● The task:
Each line from the one that holds "Convert this screenshot" to the end of the records is to be retyped exactly. Pictures are not part of the copy.
--- start Input records ---
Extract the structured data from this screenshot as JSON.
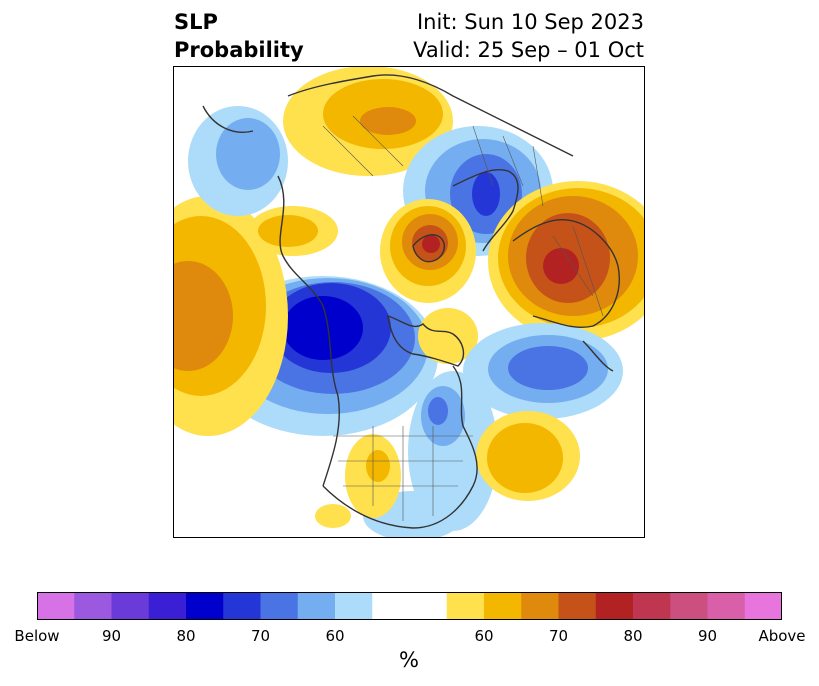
{
  "title": {
    "left_line1": "SLP",
    "left_line2": "Probability",
    "right_line1": "Init: Sun 10 Sep 2023",
    "right_line2": "Valid: 25 Sep – 01 Oct"
  },
  "colorbar": {
    "unit_label": "%",
    "colors": [
      "#d672e6",
      "#9b59e0",
      "#6b3bd9",
      "#3a1fd4",
      "#0000cc",
      "#2436d6",
      "#4a74e3",
      "#74aef0",
      "#acdcfa",
      "#ffffff",
      "#ffffff",
      "#ffe04d",
      "#f3b700",
      "#df8a0c",
      "#c55218",
      "#b22222",
      "#bf3650",
      "#cb4f7f",
      "#d95fa8",
      "#e875de"
    ],
    "ticks": [
      "Below",
      "90",
      "80",
      "70",
      "60",
      "60",
      "70",
      "80",
      "90",
      "Above"
    ]
  },
  "legend_colors": {
    "below_strong": "#0000cc",
    "below_weak": "#acdcfa",
    "above_weak": "#ffe04d",
    "above_strong": "#b22222"
  }
}
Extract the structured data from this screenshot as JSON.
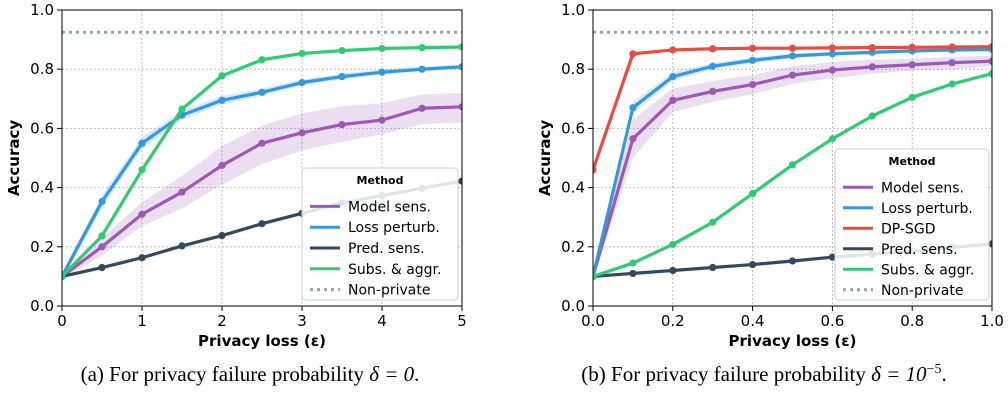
{
  "chart_data": [
    {
      "type": "line",
      "xlabel": "Privacy loss (ε)",
      "ylabel": "Accuracy",
      "xlim": [
        0,
        5
      ],
      "ylim": [
        0,
        1.0
      ],
      "xticks": [
        "0",
        "1",
        "2",
        "3",
        "4",
        "5"
      ],
      "yticks": [
        "0.0",
        "0.2",
        "0.4",
        "0.6",
        "0.8",
        "1.0"
      ],
      "grid": true,
      "legend_title": "Method",
      "legend_position": "lower-right",
      "series": [
        {
          "name": "Model sens.",
          "color": "#9b59b6",
          "band": true,
          "x": [
            0,
            0.5,
            1,
            1.5,
            2,
            2.5,
            3,
            3.5,
            4,
            4.5,
            5
          ],
          "y": [
            0.1,
            0.2,
            0.31,
            0.385,
            0.475,
            0.55,
            0.585,
            0.613,
            0.628,
            0.668,
            0.673
          ],
          "band_low": [
            0.09,
            0.17,
            0.27,
            0.33,
            0.41,
            0.48,
            0.525,
            0.555,
            0.58,
            0.615,
            0.62
          ],
          "band_high": [
            0.11,
            0.23,
            0.35,
            0.44,
            0.54,
            0.61,
            0.65,
            0.675,
            0.685,
            0.715,
            0.72
          ]
        },
        {
          "name": "Loss perturb.",
          "color": "#3498db",
          "band": true,
          "x": [
            0,
            0.5,
            1,
            1.5,
            2,
            2.5,
            3,
            3.5,
            4,
            4.5,
            5
          ],
          "y": [
            0.1,
            0.353,
            0.55,
            0.645,
            0.695,
            0.722,
            0.755,
            0.775,
            0.79,
            0.8,
            0.808
          ],
          "band_low": [
            0.09,
            0.33,
            0.53,
            0.63,
            0.68,
            0.71,
            0.745,
            0.765,
            0.782,
            0.792,
            0.8
          ],
          "band_high": [
            0.11,
            0.375,
            0.57,
            0.66,
            0.71,
            0.735,
            0.765,
            0.785,
            0.798,
            0.808,
            0.816
          ]
        },
        {
          "name": "Pred. sens.",
          "color": "#34495e",
          "band": false,
          "x": [
            0,
            0.5,
            1,
            1.5,
            2,
            2.5,
            3,
            3.5,
            4,
            4.5,
            5
          ],
          "y": [
            0.1,
            0.13,
            0.163,
            0.203,
            0.238,
            0.278,
            0.313,
            0.348,
            0.373,
            0.398,
            0.422
          ]
        },
        {
          "name": "Subs. & aggr.",
          "color": "#2ecc71",
          "band": false,
          "x": [
            0,
            0.5,
            1,
            1.5,
            2,
            2.5,
            3,
            3.5,
            4,
            4.5,
            5
          ],
          "y": [
            0.1,
            0.237,
            0.46,
            0.665,
            0.778,
            0.832,
            0.853,
            0.863,
            0.87,
            0.873,
            0.875
          ]
        },
        {
          "name": "Non-private",
          "color": "#95a5a6",
          "dashed": true,
          "band": false,
          "x": [
            0,
            5
          ],
          "y": [
            0.925,
            0.925
          ]
        }
      ]
    },
    {
      "type": "line",
      "xlabel": "Privacy loss (ε)",
      "ylabel": "Accuracy",
      "xlim": [
        0,
        1.0
      ],
      "ylim": [
        0,
        1.0
      ],
      "xticks": [
        "0.0",
        "0.2",
        "0.4",
        "0.6",
        "0.8",
        "1.0"
      ],
      "yticks": [
        "0.0",
        "0.2",
        "0.4",
        "0.6",
        "0.8",
        "1.0"
      ],
      "grid": true,
      "legend_title": "Method",
      "legend_position": "lower-right",
      "series": [
        {
          "name": "Model sens.",
          "color": "#9b59b6",
          "band": true,
          "x": [
            0,
            0.1,
            0.2,
            0.3,
            0.4,
            0.5,
            0.6,
            0.7,
            0.8,
            0.9,
            1.0
          ],
          "y": [
            0.1,
            0.565,
            0.695,
            0.725,
            0.748,
            0.78,
            0.797,
            0.808,
            0.815,
            0.822,
            0.827
          ],
          "band_low": [
            0.09,
            0.5,
            0.655,
            0.69,
            0.715,
            0.75,
            0.77,
            0.785,
            0.795,
            0.8,
            0.81
          ],
          "band_high": [
            0.11,
            0.63,
            0.735,
            0.76,
            0.78,
            0.81,
            0.825,
            0.832,
            0.835,
            0.842,
            0.845
          ]
        },
        {
          "name": "Loss perturb.",
          "color": "#3498db",
          "band": true,
          "x": [
            0,
            0.1,
            0.2,
            0.3,
            0.4,
            0.5,
            0.6,
            0.7,
            0.8,
            0.9,
            1.0
          ],
          "y": [
            0.1,
            0.67,
            0.775,
            0.81,
            0.83,
            0.845,
            0.852,
            0.857,
            0.862,
            0.865,
            0.867
          ],
          "band_low": [
            0.09,
            0.65,
            0.76,
            0.8,
            0.82,
            0.837,
            0.845,
            0.85,
            0.855,
            0.858,
            0.86
          ],
          "band_high": [
            0.11,
            0.69,
            0.79,
            0.82,
            0.84,
            0.853,
            0.859,
            0.864,
            0.869,
            0.872,
            0.874
          ]
        },
        {
          "name": "DP-SGD",
          "color": "#e74c3c",
          "band": false,
          "x": [
            0,
            0.1,
            0.2,
            0.3,
            0.4,
            0.5,
            0.6,
            0.7,
            0.8,
            0.9,
            1.0
          ],
          "y": [
            0.46,
            0.852,
            0.865,
            0.869,
            0.871,
            0.871,
            0.872,
            0.873,
            0.874,
            0.875,
            0.876
          ]
        },
        {
          "name": "Pred. sens.",
          "color": "#34495e",
          "band": false,
          "x": [
            0,
            0.1,
            0.2,
            0.3,
            0.4,
            0.5,
            0.6,
            0.7,
            0.8,
            0.9,
            1.0
          ],
          "y": [
            0.1,
            0.11,
            0.12,
            0.13,
            0.14,
            0.152,
            0.165,
            0.175,
            0.185,
            0.198,
            0.21
          ]
        },
        {
          "name": "Subs. & aggr.",
          "color": "#2ecc71",
          "band": false,
          "x": [
            0,
            0.1,
            0.2,
            0.3,
            0.4,
            0.5,
            0.6,
            0.7,
            0.8,
            0.9,
            1.0
          ],
          "y": [
            0.1,
            0.145,
            0.208,
            0.283,
            0.38,
            0.477,
            0.565,
            0.642,
            0.705,
            0.75,
            0.785
          ]
        },
        {
          "name": "Non-private",
          "color": "#95a5a6",
          "dashed": true,
          "band": false,
          "x": [
            0,
            1.0
          ],
          "y": [
            0.925,
            0.925
          ]
        }
      ]
    }
  ],
  "captions": [
    {
      "prefix": "(a) For privacy failure probability ",
      "math": "δ = 0",
      "suffix": "."
    },
    {
      "prefix": "(b) For privacy failure probability ",
      "math": "δ = 10",
      "sup": "−5",
      "suffix": "."
    }
  ]
}
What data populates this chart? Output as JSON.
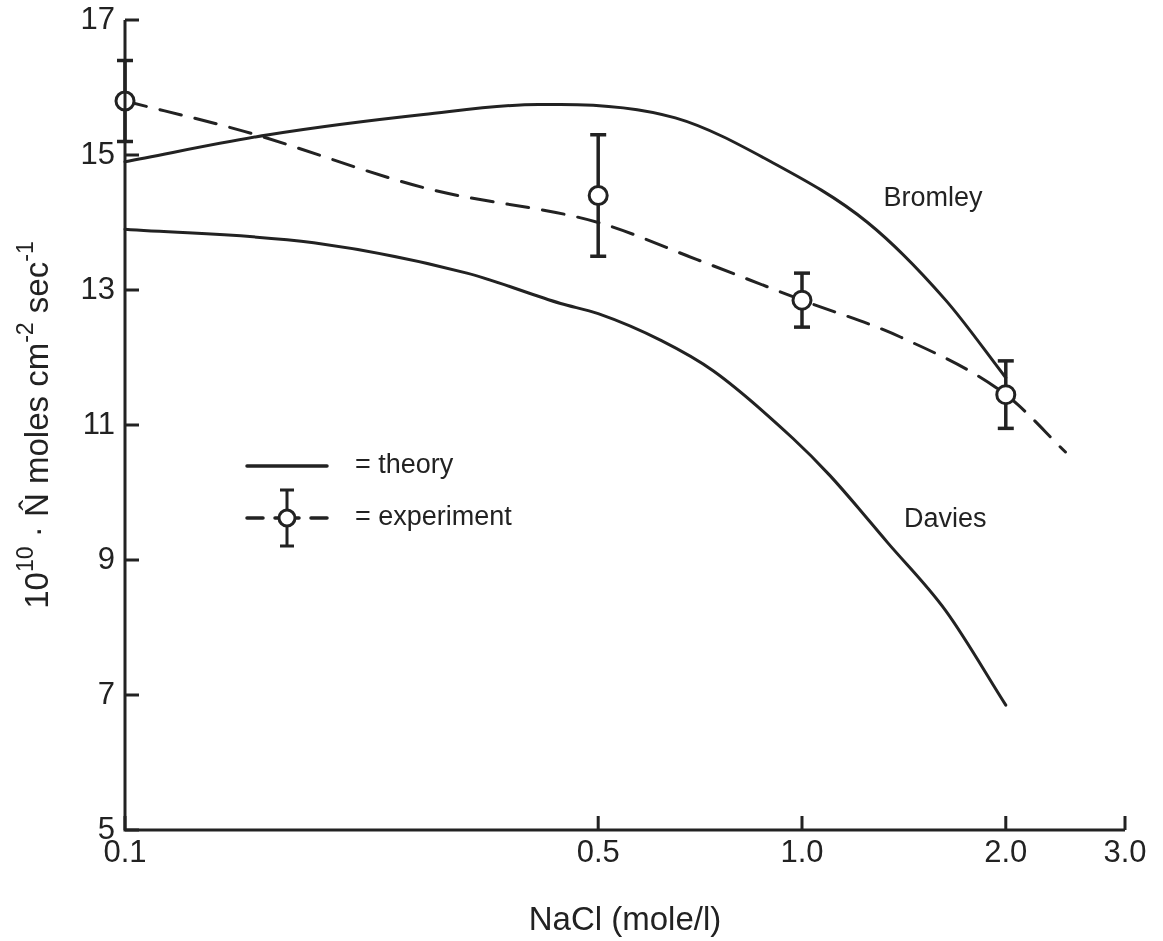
{
  "chart_data": {
    "type": "line",
    "xlabel": "NaCl (mole/l)",
    "ylabel": "10$^{10}$ · N̂ moles cm$^{-2}$ sec$^{-1}$",
    "log": "x",
    "xlim": [
      0.1,
      3.0
    ],
    "xticks": [
      0.1,
      0.5,
      {
        "value": 1,
        "label": "1.0"
      },
      {
        "value": 2,
        "label": "2.0"
      },
      {
        "value": 3,
        "label": "3.0"
      }
    ],
    "ylim": [
      5,
      17
    ],
    "yticks": [
      5,
      7,
      9,
      11,
      13,
      15,
      17
    ],
    "grid": false,
    "annotations": [
      "= theory",
      "= experiment"
    ],
    "series": [
      {
        "name": "Bromley",
        "color": "#222222",
        "line_style": "solid",
        "marker": "none",
        "x": [
          0.1,
          0.163,
          0.276,
          0.408,
          0.44,
          0.65,
          0.9,
          1.25,
          1.63,
          2.0
        ],
        "values": [
          14.9,
          15.3,
          15.6,
          15.75,
          15.75,
          15.55,
          14.9,
          14.0,
          12.85,
          11.7
        ]
      },
      {
        "name": "Davies",
        "color": "#222222",
        "line_style": "solid",
        "marker": "none",
        "x": [
          0.1,
          0.19,
          0.32,
          0.44,
          0.5,
          0.62,
          0.74,
          0.97,
          1.1,
          1.34,
          1.63,
          2.0
        ],
        "values": [
          13.9,
          13.7,
          13.25,
          12.8,
          12.65,
          12.25,
          11.8,
          10.8,
          10.25,
          9.25,
          8.25,
          6.85
        ]
      },
      {
        "color": "#222222",
        "line_style": "dashed",
        "marker": "none",
        "x": [
          0.1,
          0.15,
          0.28,
          0.5,
          0.7,
          1.0,
          1.4,
          2.0,
          2.45
        ],
        "values": [
          15.8,
          15.35,
          14.5,
          14.0,
          13.45,
          12.85,
          12.3,
          11.45,
          10.6
        ]
      },
      {
        "type": "scatter",
        "color": "#222222",
        "marker": "circle",
        "x": [
          0.1,
          0.5,
          1.0,
          2.0
        ],
        "values": [
          15.8,
          14.4,
          12.85,
          11.45
        ],
        "errors": [
          0.6,
          0.9,
          0.4,
          0.5
        ]
      }
    ]
  }
}
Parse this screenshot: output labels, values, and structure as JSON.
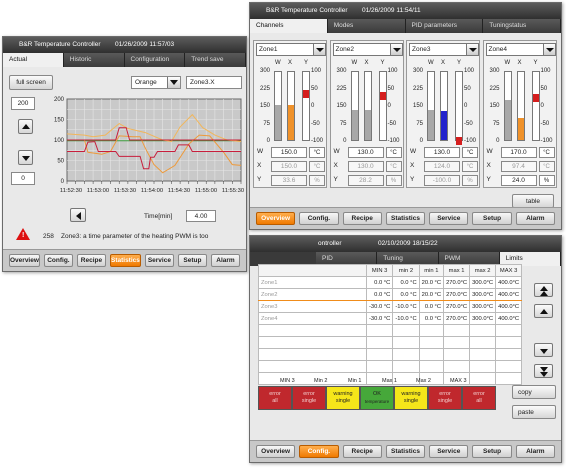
{
  "win1": {
    "title": "B&R Temperature Controller",
    "timestamp": "01/26/2009 11:57/03",
    "tabs": [
      "Actual",
      "Historic",
      "Configuration",
      "Trend save"
    ],
    "fullscreen_label": "full screen",
    "color_select": "Orange",
    "zone_select": "Zone3.X",
    "y_top": "200",
    "y_bottom": "0",
    "y_ticks": [
      "200",
      "150",
      "100",
      "50",
      "0"
    ],
    "x_ticks": [
      "11:52:30",
      "11:53:00",
      "11:53:30",
      "11:54:00",
      "11:54:30",
      "11:55:00",
      "11:55:30"
    ],
    "time_label": "Time[min]",
    "time_value": "4.00",
    "alarm_number": "258",
    "alarm_text": "Zone3: a time parameter of the heating PWM is too",
    "nav": [
      "Overview",
      "Config.",
      "Recipe",
      "Statistics",
      "Service",
      "Setup",
      "Alarm"
    ],
    "nav_active": 3,
    "series_colors": [
      "#ee9a3a",
      "#c81e3c",
      "#3a9a3a",
      "#f2b65a"
    ]
  },
  "win2": {
    "title": "B&R Temperature Controller",
    "timestamp": "01/26/2009 11:54/11",
    "tabs": [
      "Channels",
      "Modes",
      "PID parameters",
      "Tuningstatus"
    ],
    "col_labels": {
      "w": "W",
      "x": "X",
      "y": "Y"
    },
    "left_ticks": [
      "300",
      "225",
      "150",
      "75",
      "0"
    ],
    "right_ticks": [
      "100",
      "50",
      "0",
      "-50",
      "-100"
    ],
    "row_labels": {
      "w": "W",
      "x": "X",
      "y": "Y"
    },
    "zones": [
      {
        "name": "Zone1",
        "w": "150.0",
        "w_unit": "°C",
        "x": "150.0",
        "x_unit": "°C",
        "y": "33.6",
        "y_unit": "%",
        "w_level": 0.5,
        "x_level": 0.5,
        "y_level": 0.67,
        "x_color": "#f0922a"
      },
      {
        "name": "Zone2",
        "w": "130.0",
        "w_unit": "°C",
        "x": "130.0",
        "x_unit": "°C",
        "y": "28.2",
        "y_unit": "%",
        "w_level": 0.43,
        "x_level": 0.43,
        "y_level": 0.64,
        "x_color": "#a7a7a7"
      },
      {
        "name": "Zone3",
        "w": "130.0",
        "w_unit": "°C",
        "x": "124.0",
        "x_unit": "°C",
        "y": "-100.0",
        "y_unit": "%",
        "w_level": 0.43,
        "x_level": 0.41,
        "y_level": 0.0,
        "x_color": "#2222cc"
      },
      {
        "name": "Zone4",
        "w": "170.0",
        "w_unit": "°C",
        "x": "97.4",
        "x_unit": "°C",
        "y": "24.0",
        "y_unit": "%",
        "w_level": 0.57,
        "x_level": 0.32,
        "y_level": 0.62,
        "x_color": "#f0922a"
      }
    ],
    "table_label": "table",
    "nav": [
      "Overview",
      "Config.",
      "Recipe",
      "Statistics",
      "Service",
      "Setup",
      "Alarm"
    ],
    "nav_active": 0
  },
  "win3": {
    "title": "ontroller",
    "timestamp": "02/10/2009 18/15/22",
    "tabs": [
      "PID",
      "Tuning",
      "PWM",
      "Limits"
    ],
    "columns": [
      "MIN 3",
      "min 2",
      "min 1",
      "max 1",
      "max 2",
      "MAX 3"
    ],
    "rows": [
      {
        "zone": "Zone1",
        "vals": [
          "0.0 °C",
          "0.0 °C",
          "20.0 °C",
          "270.0°C",
          "300.0°C",
          "400.0°C"
        ]
      },
      {
        "zone": "Zone2",
        "vals": [
          "0.0 °C",
          "0.0 °C",
          "20.0 °C",
          "270.0°C",
          "300.0°C",
          "400.0°C"
        ]
      },
      {
        "zone": "Zone3",
        "vals": [
          "-30.0 °C",
          "-10.0 °C",
          "0.0 °C",
          "270.0°C",
          "300.0°C",
          "400.0°C"
        ]
      },
      {
        "zone": "Zone4",
        "vals": [
          "-30.0 °C",
          "-10.0 °C",
          "0.0 °C",
          "270.0°C",
          "300.0°C",
          "400.0°C"
        ]
      }
    ],
    "band_labels": [
      "MIN 3",
      "Min 2",
      "Min 1",
      "Max 1",
      "Max 2",
      "MAX 3"
    ],
    "bands": [
      {
        "l1": "error",
        "l2": "all",
        "color": "#c0282d"
      },
      {
        "l1": "error",
        "l2": "single",
        "color": "#c0282d"
      },
      {
        "l1": "warning",
        "l2": "single",
        "color": "#f5e61a"
      },
      {
        "l1": "OK",
        "l2": "temperature",
        "color": "#46a83a"
      },
      {
        "l1": "warning",
        "l2": "single",
        "color": "#f5e61a"
      },
      {
        "l1": "error",
        "l2": "single",
        "color": "#c0282d"
      },
      {
        "l1": "error",
        "l2": "all",
        "color": "#c0282d"
      }
    ],
    "copy_label": "copy",
    "paste_label": "paste",
    "nav": [
      "Overview",
      "Config.",
      "Recipe",
      "Statistics",
      "Service",
      "Setup",
      "Alarm"
    ],
    "nav_active": 1
  }
}
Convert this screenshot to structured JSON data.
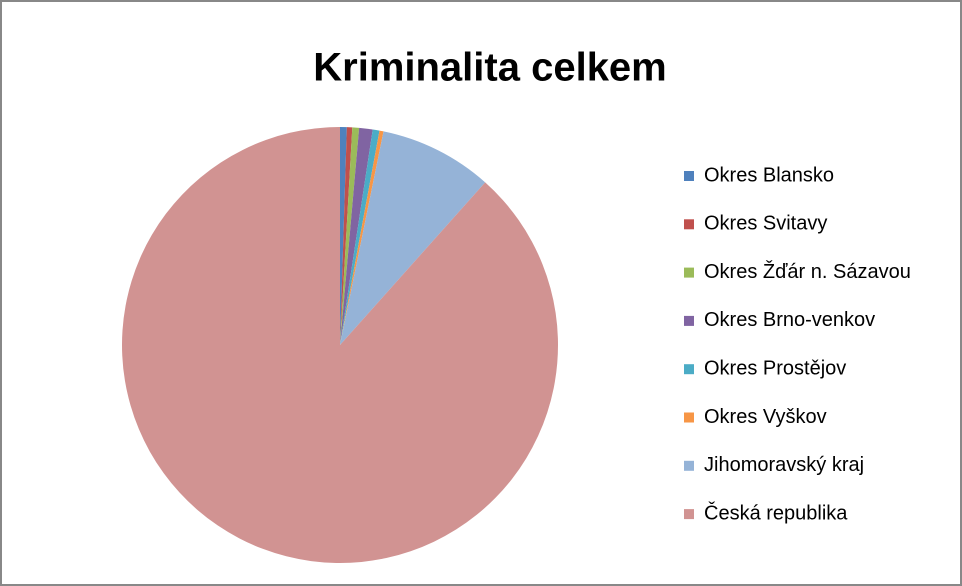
{
  "chart_data": {
    "type": "pie",
    "title": "Kriminalita celkem",
    "categories": [
      "Okres Blansko",
      "Okres Svitavy",
      "Okres Žďár n. Sázavou",
      "Okres Brno-venkov",
      "Okres Prostějov",
      "Okres Vyškov",
      "Jihomoravský kraj",
      "Česká republika"
    ],
    "values": [
      0.5,
      0.4,
      0.5,
      1.0,
      0.5,
      0.3,
      8.4,
      88.4
    ],
    "colors": [
      "#4f81bd",
      "#c0504d",
      "#9bbb59",
      "#8064a2",
      "#4bacc6",
      "#f79646",
      "#95b3d7",
      "#d19392"
    ],
    "legend": "right"
  }
}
--- end Input records ---
● Expected answer:
Convert this screenshot to structured JSON data.
{
  "chart_data": {
    "type": "pie",
    "title": "Kriminalita celkem",
    "categories": [
      "Okres Blansko",
      "Okres Svitavy",
      "Okres Žďár n. Sázavou",
      "Okres Brno-venkov",
      "Okres Prostějov",
      "Okres Vyškov",
      "Jihomoravský kraj",
      "Česká republika"
    ],
    "values": [
      0.5,
      0.4,
      0.5,
      1.0,
      0.5,
      0.3,
      8.4,
      88.4
    ],
    "colors": [
      "#4f81bd",
      "#c0504d",
      "#9bbb59",
      "#8064a2",
      "#4bacc6",
      "#f79646",
      "#95b3d7",
      "#d19392"
    ],
    "legend": "right"
  }
}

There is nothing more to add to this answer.